= Exercise inputs =
──────

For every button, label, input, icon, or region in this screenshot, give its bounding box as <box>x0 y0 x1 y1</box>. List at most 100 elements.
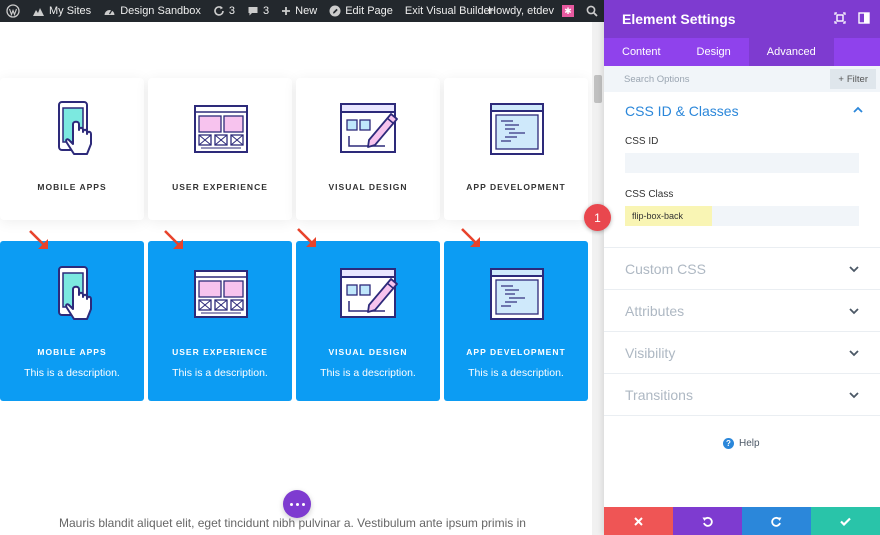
css-id-classes-section: CSS ID & Classes CSS ID CSS Class flip-b… <box>604 92 880 247</box>
section-attributes[interactable]: Attributes <box>604 290 880 332</box>
annotation-arrow-icon <box>29 230 48 249</box>
undo-icon <box>702 516 713 527</box>
section-title: Attributes <box>625 302 685 319</box>
site-name-button[interactable]: Design Sandbox <box>97 0 207 22</box>
undo-button[interactable] <box>673 507 742 535</box>
help-label: Help <box>739 438 760 449</box>
canvas-scrollbar-thumb[interactable] <box>594 75 602 103</box>
close-icon <box>634 516 643 526</box>
filter-button[interactable]: + Filter <box>830 69 876 89</box>
card-title: APP DEVELOPMENT <box>466 347 566 357</box>
comments-button[interactable]: 3 <box>241 0 275 22</box>
checkmark-icon <box>840 517 851 526</box>
card-description: This is a description. <box>172 367 268 379</box>
css-id-field[interactable] <box>625 153 859 173</box>
card-title: VISUAL DESIGN <box>328 347 408 357</box>
discard-button[interactable] <box>604 507 673 535</box>
wireframe-icon <box>194 105 248 153</box>
edit-page-label: Edit Page <box>345 5 393 17</box>
flip-box-back-visual-design[interactable]: VISUAL DESIGN This is a description. <box>296 241 440 401</box>
design-pencil-icon <box>340 268 398 318</box>
flip-box-front-mobile-apps[interactable]: MOBILE APPS <box>0 78 144 220</box>
help-link[interactable]: ? Help <box>723 438 760 449</box>
flip-box-front-app-development[interactable]: APP DEVELOPMENT <box>444 78 588 220</box>
new-label: New <box>295 5 318 17</box>
flip-box-back-app-development[interactable]: APP DEVELOPMENT This is a description. <box>444 241 588 401</box>
wp-admin-bar: My Sites Design Sandbox 3 3 New Edit Pag… <box>0 0 604 22</box>
css-class-value: flip-box-back <box>625 206 712 226</box>
wordpress-icon <box>6 4 20 18</box>
card-title: MOBILE APPS <box>37 182 107 192</box>
edit-page-button[interactable]: Edit Page <box>323 0 399 22</box>
wordpress-logo-button[interactable] <box>0 0 26 22</box>
tab-advanced[interactable]: Advanced <box>748 38 834 66</box>
settings-tabs: Content Design Advanced <box>604 38 880 66</box>
tab-content[interactable]: Content <box>604 38 679 66</box>
my-sites-button[interactable]: My Sites <box>26 0 97 22</box>
flip-box-back-mobile-apps[interactable]: MOBILE APPS This is a description. <box>0 241 144 401</box>
redo-icon <box>771 516 782 527</box>
admin-search-button[interactable] <box>580 0 604 22</box>
css-class-field[interactable]: flip-box-back <box>625 206 859 226</box>
comment-icon <box>248 7 258 16</box>
flip-box-back-user-experience[interactable]: USER EXPERIENCE This is a description. <box>148 241 292 401</box>
plus-icon <box>282 7 291 15</box>
site-name-label: Design Sandbox <box>120 5 201 17</box>
dashboard-icon <box>104 9 115 15</box>
section-title: CSS ID & Classes <box>625 103 739 119</box>
chevron-down-icon <box>849 392 859 399</box>
section-transitions[interactable]: Transitions <box>604 374 880 416</box>
code-window-icon <box>490 268 544 320</box>
section-visibility[interactable]: Visibility <box>604 332 880 374</box>
dots-icon <box>289 502 293 506</box>
mobile-hand-icon <box>58 266 92 320</box>
card-title: MOBILE APPS <box>37 347 107 357</box>
tab-design[interactable]: Design <box>679 38 749 66</box>
panel-title: Element Settings <box>622 11 736 27</box>
card-title: APP DEVELOPMENT <box>466 182 566 192</box>
updates-count: 3 <box>228 5 236 17</box>
chevron-down-icon <box>849 308 859 315</box>
callout-number-badge: 1 <box>584 204 611 231</box>
fullscreen-icon[interactable] <box>834 12 846 24</box>
howdy-label: Howdy, etdev <box>488 5 554 17</box>
card-description: This is a description. <box>24 367 120 379</box>
my-sites-label: My Sites <box>49 5 92 17</box>
chevron-down-icon <box>849 266 859 273</box>
css-id-classes-toggle[interactable]: CSS ID & Classes <box>625 92 863 130</box>
card-description: This is a description. <box>320 367 416 379</box>
visual-builder-screen: My Sites Design Sandbox 3 3 New Edit Pag… <box>0 0 880 535</box>
account-menu[interactable]: Howdy, etdev ✱ <box>482 0 580 22</box>
avatar: ✱ <box>562 5 574 17</box>
panel-header[interactable]: Element Settings <box>604 0 880 38</box>
flip-box-front-visual-design[interactable]: VISUAL DESIGN <box>296 78 440 220</box>
annotation-arrow-icon <box>461 228 480 247</box>
edit-pencil-icon <box>329 5 341 17</box>
help-icon: ? <box>723 438 734 449</box>
search-icon <box>586 5 598 17</box>
card-title: USER EXPERIENCE <box>172 347 268 357</box>
chevron-down-icon <box>849 350 859 357</box>
section-title: Visibility <box>625 344 676 361</box>
card-title: VISUAL DESIGN <box>328 182 408 192</box>
search-placeholder: Search Options <box>624 73 690 85</box>
new-content-button[interactable]: New <box>275 0 323 22</box>
annotation-arrow-icon <box>164 230 183 249</box>
search-options-input[interactable]: Search Options + Filter <box>604 66 880 92</box>
builder-options-button[interactable] <box>283 490 311 518</box>
comments-count: 3 <box>263 5 270 17</box>
plus-icon: + <box>838 73 844 85</box>
updates-button[interactable]: 3 <box>207 0 241 22</box>
redo-button[interactable] <box>742 507 811 535</box>
card-title: USER EXPERIENCE <box>172 182 268 192</box>
code-window-icon <box>490 103 544 155</box>
wireframe-icon <box>194 270 248 318</box>
flip-box-front-user-experience[interactable]: USER EXPERIENCE <box>148 78 292 220</box>
section-custom-css[interactable]: Custom CSS <box>604 248 880 290</box>
updates-icon <box>214 6 224 16</box>
save-button[interactable] <box>811 507 880 535</box>
element-settings-panel: Element Settings Content Design Advanced… <box>604 0 880 535</box>
css-id-label: CSS ID <box>625 136 659 147</box>
dock-panel-icon[interactable] <box>858 12 870 24</box>
panel-footer <box>604 507 880 535</box>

──────

= Problem description =
Set out each line of the listing above as a numbered list, skipping any blank lines and leaving out the pictures.

= Expected answer =
1. For every button, label, input, icon, or region in this screenshot, give its bounding box as <box>x0 y0 x1 y1</box>. List at most 100 elements.
2. css-id-classes-section: CSS ID & Classes CSS ID CSS Class flip-b… <box>604 92 880 247</box>
3. section-attributes[interactable]: Attributes <box>604 290 880 332</box>
4. annotation-arrow-icon <box>29 230 48 249</box>
5. undo-icon <box>702 516 713 527</box>
6. section-title: Attributes <box>625 302 685 319</box>
7. site-name-button[interactable]: Design Sandbox <box>97 0 207 22</box>
8. undo-button[interactable] <box>673 507 742 535</box>
9. help-label: Help <box>739 438 760 449</box>
10. canvas-scrollbar-thumb[interactable] <box>594 75 602 103</box>
11. close-icon <box>634 516 643 526</box>
12. filter-button[interactable]: + Filter <box>830 69 876 89</box>
13. card-title: APP DEVELOPMENT <box>466 347 566 357</box>
14. comments-button[interactable]: 3 <box>241 0 275 22</box>
15. checkmark-icon <box>840 517 851 526</box>
16. card-description: This is a description. <box>172 367 268 379</box>
17. css-id-field[interactable] <box>625 153 859 173</box>
18. card-title: VISUAL DESIGN <box>328 347 408 357</box>
19. discard-button[interactable] <box>604 507 673 535</box>
20. wireframe-icon <box>194 105 248 153</box>
21. edit-page-label: Edit Page <box>345 5 393 17</box>
22. flip-box-back-visual-design[interactable]: VISUAL DESIGN This is a description. <box>296 241 440 401</box>
23. design-pencil-icon <box>340 268 398 318</box>
24. flip-box-front-mobile-apps[interactable]: MOBILE APPS <box>0 78 144 220</box>
25. help-link[interactable]: ? Help <box>723 438 760 449</box>
26. flip-box-front-app-development[interactable]: APP DEVELOPMENT <box>444 78 588 220</box>
27. new-label: New <box>295 5 318 17</box>
28. flip-box-back-app-development[interactable]: APP DEVELOPMENT This is a description. <box>444 241 588 401</box>
29. wp-admin-bar: My Sites Design Sandbox 3 3 New Edit Pag… <box>0 0 604 22</box>
30. css-class-value: flip-box-back <box>625 206 712 226</box>
31. wordpress-icon <box>6 4 20 18</box>
32. card-title: MOBILE APPS <box>37 182 107 192</box>
33. edit-page-button[interactable]: Edit Page <box>323 0 399 22</box>
34. wordpress-logo-button[interactable] <box>0 0 26 22</box>
35. tab-advanced[interactable]: Advanced <box>748 38 834 66</box>
36. settings-tabs: Content Design Advanced <box>604 38 880 66</box>
37. tab-content[interactable]: Content <box>604 38 679 66</box>
38. my-sites-button[interactable]: My Sites <box>26 0 97 22</box>
39. flip-box-back-mobile-apps[interactable]: MOBILE APPS This is a description. <box>0 241 144 401</box>
40. redo-icon <box>771 516 782 527</box>
41. admin-search-button[interactable] <box>580 0 604 22</box>
42. css-class-field[interactable]: flip-box-back <box>625 206 859 226</box>
43. comment-icon <box>248 7 258 16</box>
44. flip-box-back-user-experience[interactable]: USER EXPERIENCE This is a description. <box>148 241 292 401</box>
45. plus-icon <box>282 7 291 15</box>
46. site-name-label: Design Sandbox <box>120 5 201 17</box>
47. dashboard-icon <box>104 9 115 15</box>
48. section-title: CSS ID & Classes <box>625 103 739 119</box>
49. chevron-down-icon <box>849 392 859 399</box>
50. section-transitions[interactable]: Transitions <box>604 374 880 416</box>
51. code-window-icon <box>490 268 544 320</box>
52. section-visibility[interactable]: Visibility <box>604 332 880 374</box>
53. dots-icon <box>289 502 293 506</box>
54. mobile-hand-icon <box>58 266 92 320</box>
55. card-title: MOBILE APPS <box>37 347 107 357</box>
56. tab-design[interactable]: Design <box>679 38 749 66</box>
57. panel-title: Element Settings <box>622 11 736 27</box>
58. card-title: APP DEVELOPMENT <box>466 182 566 192</box>
59. updates-count: 3 <box>228 5 236 17</box>
60. chevron-down-icon <box>849 308 859 315</box>
61. callout-number-badge: 1 <box>584 204 611 231</box>
62. fullscreen-icon[interactable] <box>834 12 846 24</box>
63. howdy-label: Howdy, etdev <box>488 5 554 17</box>
64. card-description: This is a description. <box>24 367 120 379</box>
65. my-sites-label: My Sites <box>49 5 92 17</box>
66. chevron-down-icon <box>849 266 859 273</box>
67. css-id-classes-toggle[interactable]: CSS ID & Classes <box>625 92 863 130</box>
68. card-description: This is a description. <box>320 367 416 379</box>
69. visual-builder-screen: My Sites Design Sandbox 3 3 New Edit Pag… <box>0 0 880 535</box>
70. account-menu[interactable]: Howdy, etdev ✱ <box>482 0 580 22</box>
71. avatar: ✱ <box>562 5 574 17</box>
72. panel-header[interactable]: Element Settings <box>604 0 880 38</box>
73. flip-box-front-visual-design[interactable]: VISUAL DESIGN <box>296 78 440 220</box>
74. annotation-arrow-icon <box>461 228 480 247</box>
75. edit-pencil-icon <box>329 5 341 17</box>
76. help-icon: ? <box>723 438 734 449</box>
77. search-icon <box>586 5 598 17</box>
78. card-title: USER EXPERIENCE <box>172 347 268 357</box>
79. chevron-down-icon <box>849 350 859 357</box>
80. section-title: Visibility <box>625 344 676 361</box>
81. card-title: VISUAL DESIGN <box>328 182 408 192</box>
82. search-placeholder: Search Options <box>624 73 690 85</box>
83. new-content-button[interactable]: New <box>275 0 323 22</box>
84. annotation-arrow-icon <box>164 230 183 249</box>
85. search-options-input[interactable]: Search Options + Filter <box>604 66 880 92</box>
86. builder-options-button[interactable] <box>283 490 311 518</box>
87. comments-count: 3 <box>263 5 270 17</box>
88. plus-icon: + <box>838 73 844 85</box>
89. updates-button[interactable]: 3 <box>207 0 241 22</box>
90. redo-button[interactable] <box>742 507 811 535</box>
91. card-title: USER EXPERIENCE <box>172 182 268 192</box>
92. code-window-icon <box>490 103 544 155</box>
93. wireframe-icon <box>194 270 248 318</box>
94. flip-box-front-user-experience[interactable]: USER EXPERIENCE <box>148 78 292 220</box>
95. section-custom-css[interactable]: Custom CSS <box>604 248 880 290</box>
96. updates-icon <box>214 6 224 16</box>
97. save-button[interactable] <box>811 507 880 535</box>
98. element-settings-panel: Element Settings Content Design Advanced… <box>604 0 880 535</box>
99. css-id-label: CSS ID <box>625 136 659 147</box>
100. dock-panel-icon[interactable] <box>858 12 870 24</box>
101. panel-footer <box>604 507 880 535</box>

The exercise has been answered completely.